*EXERCISE*.
Pick up the forum thread on T scale trains after its last post and continue it.

*SELECTED EXCERPT*.
════════════════════

# t scale trains coming soon



## thailandboy2 (Nov 5, 2007)

anyone seen or heard of these yet? looks cool, might have to get one..about 48 dollars in usd. look here and watch the videos.. http://www.kk-eishindo.co.jp what do you all think..


----------



## thailandboy2 (Nov 5, 2007)

does anyone have any interest in this train????i'd thought it'd be interesting to alot of apartment type people with very limited space....tom


----------



## thailandboy2 (Nov 5, 2007)

only a 3mm wide track....12 inches would make a reasonable oval basic track....just a thought..imagine what you could do with a 4 foot by 8 foot area with this train..


----------



## alfalfa (Jan 11, 2008)

thailandboy2 said:


> does anyone have any interest in this train????i'd thought it'd be interesting to alot of apartment type people with very limited space....tom


I am interested and glad you asked. :thumbsup:
It is a bit small for my eyesite and expensive, but I think it is way cool! I don't plan on buying any till I get some new eyes. LOL 
I have been planning on buying a kit in this scale once they are more readily available and I have the money for it.
If you get one I would love to here all about it and I am sure others will also. You will be one of the first. Post some pics if you can. Need help with that? Just ask.


----------



## tworail (Apr 13, 2006)

This shop in New Jersey has about the largest selection of TT gauge materials I have ever seen:

EuroTrainHobby


----------



## shaygetz (Sep 23, 2007)

They're not TT, they're T scale 1:440 I think it is. They run off of cell phone vibrator sized motors. There is a vid out there but I lost track of it. They are neat but don't run well at this time, but for $44, they'd be great as a amusement park feature on an HO layout.

════════════════════

*Stored items from a collection*.
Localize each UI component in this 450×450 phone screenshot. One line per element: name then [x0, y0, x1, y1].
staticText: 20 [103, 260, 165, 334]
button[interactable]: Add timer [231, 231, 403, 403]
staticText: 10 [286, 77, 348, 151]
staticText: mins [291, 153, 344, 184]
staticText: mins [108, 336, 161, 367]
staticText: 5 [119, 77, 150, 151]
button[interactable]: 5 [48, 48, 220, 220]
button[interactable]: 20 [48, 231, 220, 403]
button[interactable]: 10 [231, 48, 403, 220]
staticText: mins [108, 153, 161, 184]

════════════════════

*THE ANSWER*.
----------



## Boston&Maine (Dec 19, 2007)

shaygetz said:


> They're not TT, they're T scale 1:440 I think it is. They run off of cell phone vibrator sized motors. There is a vid out there but I lost track of it. They are neat but don't run well at this time, but for $44, they'd be great as a amusement park feature on an HO layout.


1:440 

That is nuts! I would be like 0.16 inches tall if I were to be a miniature in a T scale layout! How on earth can you design scenery that small?

LOL, that amusement park idea is awsome :thumbsup:


----------



## tworail (Apr 13, 2006)

Oh, doh. 

Would make a good idea for putting into something, like a shoebox layout, or a under the coffee table empire.


----------



## cpfan (Jan 23, 2008)

How about 1:900 TY scale. I don't think they have motors.

http://www.creativearts.com/tiny-trains/gallery.htm

Steve


----------



## alfalfa (Jan 11, 2008)

cpfan said:


> How about 1:900 TY scale. I don't think they have motors.
> 
> http://www.creativearts.com/tiny-trains/gallery.htm
> 
> Steve


Holy crap, that's small. 
I have boogers bigger than that. :lol_hitting: :laugh:


----------



## sptrains.com (Mar 18, 2008)

TT is 1:120 scale. We're starting to carry some track and have locomotives on order, but yeah it's crazy small.


----------



## Lownen (Mar 28, 2008)

sptrains.com said:


> TT is 1:120 scale. We're starting to carry some track and have locomotives on order, but yeah it's crazy small.


Yes, TT is 1:120. sptrains, what locos do you have on order. Any American prototypes? I have a few European prototype TT trains, but I'm always looking for anything American in TT.

Can you post a link to your website, or msg me with it? Thanks!


----------



## ntrainlover (Nov 19, 2007)

Holy cow 
That small.

Somebody got a holy cow smiley?


----------



## Lownen (Mar 28, 2008)

ntrainlover said:


> Holy cow
> That small.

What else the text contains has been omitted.